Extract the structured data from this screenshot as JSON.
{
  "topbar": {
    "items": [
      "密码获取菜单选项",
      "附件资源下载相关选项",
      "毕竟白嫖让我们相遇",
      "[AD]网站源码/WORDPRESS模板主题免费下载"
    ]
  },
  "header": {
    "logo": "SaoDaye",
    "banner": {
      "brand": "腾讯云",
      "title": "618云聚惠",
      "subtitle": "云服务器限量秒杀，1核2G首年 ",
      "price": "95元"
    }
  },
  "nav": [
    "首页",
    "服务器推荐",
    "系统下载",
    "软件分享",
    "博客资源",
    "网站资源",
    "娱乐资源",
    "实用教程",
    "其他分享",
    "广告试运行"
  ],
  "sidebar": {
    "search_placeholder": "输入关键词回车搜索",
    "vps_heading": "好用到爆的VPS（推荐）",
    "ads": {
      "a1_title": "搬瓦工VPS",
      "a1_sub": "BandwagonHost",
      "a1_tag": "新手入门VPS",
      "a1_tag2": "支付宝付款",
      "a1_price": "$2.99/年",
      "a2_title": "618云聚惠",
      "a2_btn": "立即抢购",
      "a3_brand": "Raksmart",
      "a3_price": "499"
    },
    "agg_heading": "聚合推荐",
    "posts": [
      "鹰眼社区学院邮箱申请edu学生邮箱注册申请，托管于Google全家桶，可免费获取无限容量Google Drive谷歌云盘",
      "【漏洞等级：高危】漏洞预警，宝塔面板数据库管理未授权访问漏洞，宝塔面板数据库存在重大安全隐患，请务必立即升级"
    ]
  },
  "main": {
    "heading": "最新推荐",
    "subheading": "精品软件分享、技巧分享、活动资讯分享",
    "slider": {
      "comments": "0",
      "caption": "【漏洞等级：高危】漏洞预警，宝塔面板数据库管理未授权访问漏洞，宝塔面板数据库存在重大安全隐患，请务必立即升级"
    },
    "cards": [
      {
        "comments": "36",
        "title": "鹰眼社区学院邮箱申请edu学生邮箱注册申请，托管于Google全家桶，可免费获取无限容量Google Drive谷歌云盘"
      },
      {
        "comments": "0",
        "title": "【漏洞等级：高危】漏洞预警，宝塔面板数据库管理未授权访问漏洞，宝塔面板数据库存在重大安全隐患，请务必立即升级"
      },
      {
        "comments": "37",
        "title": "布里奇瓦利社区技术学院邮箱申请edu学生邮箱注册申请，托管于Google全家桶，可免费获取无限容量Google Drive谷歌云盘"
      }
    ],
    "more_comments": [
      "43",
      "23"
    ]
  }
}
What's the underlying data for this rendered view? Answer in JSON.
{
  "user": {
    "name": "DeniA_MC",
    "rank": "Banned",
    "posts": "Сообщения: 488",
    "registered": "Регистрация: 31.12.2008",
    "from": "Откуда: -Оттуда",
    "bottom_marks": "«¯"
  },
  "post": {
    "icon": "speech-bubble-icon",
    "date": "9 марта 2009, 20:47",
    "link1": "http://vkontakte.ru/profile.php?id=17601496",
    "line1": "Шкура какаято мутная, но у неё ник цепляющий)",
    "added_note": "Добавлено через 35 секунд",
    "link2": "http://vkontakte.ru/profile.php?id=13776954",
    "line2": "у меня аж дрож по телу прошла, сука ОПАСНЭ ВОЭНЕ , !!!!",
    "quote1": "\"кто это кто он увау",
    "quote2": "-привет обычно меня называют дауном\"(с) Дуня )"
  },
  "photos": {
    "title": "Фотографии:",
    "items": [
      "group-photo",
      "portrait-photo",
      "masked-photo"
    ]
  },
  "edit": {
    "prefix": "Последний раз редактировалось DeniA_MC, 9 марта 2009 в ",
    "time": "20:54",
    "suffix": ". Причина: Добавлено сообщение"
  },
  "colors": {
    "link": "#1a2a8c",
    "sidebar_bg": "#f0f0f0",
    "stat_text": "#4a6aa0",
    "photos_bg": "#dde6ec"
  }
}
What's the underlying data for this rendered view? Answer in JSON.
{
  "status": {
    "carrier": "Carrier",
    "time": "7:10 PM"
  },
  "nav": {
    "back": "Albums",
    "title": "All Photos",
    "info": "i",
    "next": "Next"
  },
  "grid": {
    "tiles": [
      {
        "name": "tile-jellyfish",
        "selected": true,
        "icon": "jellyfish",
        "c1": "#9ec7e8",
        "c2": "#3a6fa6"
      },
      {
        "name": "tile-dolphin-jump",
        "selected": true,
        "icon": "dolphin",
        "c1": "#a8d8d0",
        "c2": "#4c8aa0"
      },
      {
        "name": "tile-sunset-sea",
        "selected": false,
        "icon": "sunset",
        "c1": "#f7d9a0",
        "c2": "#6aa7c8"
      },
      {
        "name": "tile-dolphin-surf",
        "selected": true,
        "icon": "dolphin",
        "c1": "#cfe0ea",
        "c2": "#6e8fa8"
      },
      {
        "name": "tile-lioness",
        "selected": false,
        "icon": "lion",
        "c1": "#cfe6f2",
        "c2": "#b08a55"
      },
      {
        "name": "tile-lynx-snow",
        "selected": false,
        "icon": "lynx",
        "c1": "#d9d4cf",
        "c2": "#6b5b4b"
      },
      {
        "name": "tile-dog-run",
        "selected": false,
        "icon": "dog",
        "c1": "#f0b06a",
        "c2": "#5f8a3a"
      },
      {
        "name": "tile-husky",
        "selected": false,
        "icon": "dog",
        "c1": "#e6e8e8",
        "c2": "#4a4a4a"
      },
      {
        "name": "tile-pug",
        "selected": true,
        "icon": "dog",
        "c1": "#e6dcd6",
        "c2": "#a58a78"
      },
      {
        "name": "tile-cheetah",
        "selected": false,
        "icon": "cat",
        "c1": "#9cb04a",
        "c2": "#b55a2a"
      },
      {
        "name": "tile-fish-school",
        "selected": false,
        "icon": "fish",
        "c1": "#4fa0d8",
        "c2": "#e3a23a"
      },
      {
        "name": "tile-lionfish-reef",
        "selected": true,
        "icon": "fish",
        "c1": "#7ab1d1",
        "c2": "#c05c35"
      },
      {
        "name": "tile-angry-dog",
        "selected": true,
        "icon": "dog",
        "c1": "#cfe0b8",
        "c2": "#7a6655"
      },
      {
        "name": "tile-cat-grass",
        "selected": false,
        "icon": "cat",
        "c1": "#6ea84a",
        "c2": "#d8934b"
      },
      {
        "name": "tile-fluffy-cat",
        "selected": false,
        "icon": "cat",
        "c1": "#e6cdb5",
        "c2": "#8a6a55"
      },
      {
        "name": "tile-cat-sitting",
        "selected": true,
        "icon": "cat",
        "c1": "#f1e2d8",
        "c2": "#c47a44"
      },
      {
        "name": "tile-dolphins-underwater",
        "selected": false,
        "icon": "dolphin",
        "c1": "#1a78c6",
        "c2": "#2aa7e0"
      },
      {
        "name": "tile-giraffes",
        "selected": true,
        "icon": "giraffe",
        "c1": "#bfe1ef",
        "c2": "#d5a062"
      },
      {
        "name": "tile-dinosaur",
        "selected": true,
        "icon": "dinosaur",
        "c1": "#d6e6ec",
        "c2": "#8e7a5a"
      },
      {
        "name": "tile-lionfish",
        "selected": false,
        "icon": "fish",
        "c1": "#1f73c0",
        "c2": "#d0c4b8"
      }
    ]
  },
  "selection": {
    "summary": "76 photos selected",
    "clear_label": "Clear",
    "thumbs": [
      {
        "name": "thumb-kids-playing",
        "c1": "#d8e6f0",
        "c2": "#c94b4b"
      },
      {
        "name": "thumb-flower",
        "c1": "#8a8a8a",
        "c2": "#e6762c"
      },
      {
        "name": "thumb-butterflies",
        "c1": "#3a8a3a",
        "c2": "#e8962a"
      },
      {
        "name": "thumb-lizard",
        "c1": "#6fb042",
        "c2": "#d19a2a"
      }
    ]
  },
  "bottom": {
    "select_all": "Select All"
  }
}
════════
PROBLEM STATEMENT: Gather from the entries above all lines that include the string "漏洞等级".

ANSWER TO THIS EXERCISE:
      "【漏洞等级：高危】漏洞预警，宝塔面板数据库管理未授权访问漏洞，宝塔面板数据库存在重大安全隐患，请务必立即升级"
      "caption": "【漏洞等级：高危】漏洞预警，宝塔面板数据库管理未授权访问漏洞，宝塔面板数据库存在重大安全隐患，请务必立即升级"
        "title": "【漏洞等级：高危】漏洞预警，宝塔面板数据库管理未授权访问漏洞，宝塔面板数据库存在重大安全隐患，请务必立即升级"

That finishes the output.